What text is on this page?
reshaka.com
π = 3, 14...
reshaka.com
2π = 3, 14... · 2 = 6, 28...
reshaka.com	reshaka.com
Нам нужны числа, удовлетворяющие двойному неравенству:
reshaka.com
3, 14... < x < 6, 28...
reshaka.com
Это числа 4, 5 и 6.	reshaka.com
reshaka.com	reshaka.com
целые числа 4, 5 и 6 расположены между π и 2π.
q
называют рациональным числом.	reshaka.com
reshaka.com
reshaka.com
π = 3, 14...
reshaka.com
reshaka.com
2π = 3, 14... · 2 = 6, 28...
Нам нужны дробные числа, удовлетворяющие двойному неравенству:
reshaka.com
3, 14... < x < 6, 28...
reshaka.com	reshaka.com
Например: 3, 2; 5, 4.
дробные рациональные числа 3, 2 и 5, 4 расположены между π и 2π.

· · · ·

Your task is to reproduce the whole listing exactly.

What text is on this page?
reshaka.com
π = 3, 14...
reshaka.com
2π = 3, 14... · 2 = 6, 28...
reshaka.com	reshaka.com
Нам нужны числа, удовлетворяющие двойному неравенству:
reshaka.com
3, 14... < x < 6, 28...
reshaka.com
Это числа 4, 5 и 6.	reshaka.com
reshaka.com	reshaka.com
целые числа 4, 5 и 6 расположены между π и 2π.
q
называют рациональным числом.	reshaka.com
reshaka.com
reshaka.com
π = 3, 14...
reshaka.com
reshaka.com
2π = 3, 14... · 2 = 6, 28...
Нам нужны дробные числа, удовлетворяющие двойному неравенству:
reshaka.com
3, 14... < x < 6, 28...
reshaka.com	reshaka.com
Например: 3, 2; 5, 4.
дробные рациональные числа 3, 2 и 5, 4 расположены между π и 2π.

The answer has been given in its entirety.